Collected data:
------------------------------
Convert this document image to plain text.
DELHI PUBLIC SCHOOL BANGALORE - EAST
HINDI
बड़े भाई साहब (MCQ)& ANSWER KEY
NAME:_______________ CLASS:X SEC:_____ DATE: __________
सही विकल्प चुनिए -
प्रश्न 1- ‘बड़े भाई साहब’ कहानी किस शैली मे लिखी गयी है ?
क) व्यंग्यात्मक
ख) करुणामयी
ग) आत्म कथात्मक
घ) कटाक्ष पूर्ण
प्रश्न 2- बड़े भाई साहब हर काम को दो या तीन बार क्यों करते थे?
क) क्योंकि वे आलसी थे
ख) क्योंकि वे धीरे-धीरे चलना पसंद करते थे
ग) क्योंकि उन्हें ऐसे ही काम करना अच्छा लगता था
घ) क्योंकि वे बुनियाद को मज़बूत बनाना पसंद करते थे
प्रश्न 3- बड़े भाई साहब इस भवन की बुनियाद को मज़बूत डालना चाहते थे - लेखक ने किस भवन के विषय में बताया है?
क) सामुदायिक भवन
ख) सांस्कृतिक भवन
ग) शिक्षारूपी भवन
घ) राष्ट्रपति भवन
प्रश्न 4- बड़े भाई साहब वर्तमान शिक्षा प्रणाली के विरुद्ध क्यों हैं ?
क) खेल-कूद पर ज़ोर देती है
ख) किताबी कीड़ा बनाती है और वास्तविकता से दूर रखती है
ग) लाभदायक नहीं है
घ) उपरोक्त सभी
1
------------------------------
### What is being asked
Show the data once more, exactly as it was written.

### Task output
Convert this document image to plain text.
DELHI PUBLIC SCHOOL BANGALORE - EAST
HINDI
बड़े भाई साहब (MCQ)& ANSWER KEY
NAME:_______________ CLASS:X SEC:_____ DATE: __________
सही विकल्प चुनिए -
प्रश्न 1- ‘बड़े भाई साहब’ कहानी किस शैली मे लिखी गयी है ?
क) व्यंग्यात्मक
ख) करुणामयी
ग) आत्म कथात्मक
घ) कटाक्ष पूर्ण
प्रश्न 2- बड़े भाई साहब हर काम को दो या तीन बार क्यों करते थे?
क) क्योंकि वे आलसी थे
ख) क्योंकि वे धीरे-धीरे चलना पसंद करते थे
ग) क्योंकि उन्हें ऐसे ही काम करना अच्छा लगता था
घ) क्योंकि वे बुनियाद को मज़बूत बनाना पसंद करते थे
प्रश्न 3- बड़े भाई साहब इस भवन की बुनियाद को मज़बूत डालना चाहते थे - लेखक ने किस भवन के विषय में बताया है?
क) सामुदायिक भवन
ख) सांस्कृतिक भवन
ग) शिक्षारूपी भवन
घ) राष्ट्रपति भवन
प्रश्न 4- बड़े भाई साहब वर्तमान शिक्षा प्रणाली के विरुद्ध क्यों हैं ?
क) खेल-कूद पर ज़ोर देती है
ख) किताबी कीड़ा बनाती है और वास्तविकता से दूर रखती है
ग) लाभदायक नहीं है
घ) उपरोक्त सभी
1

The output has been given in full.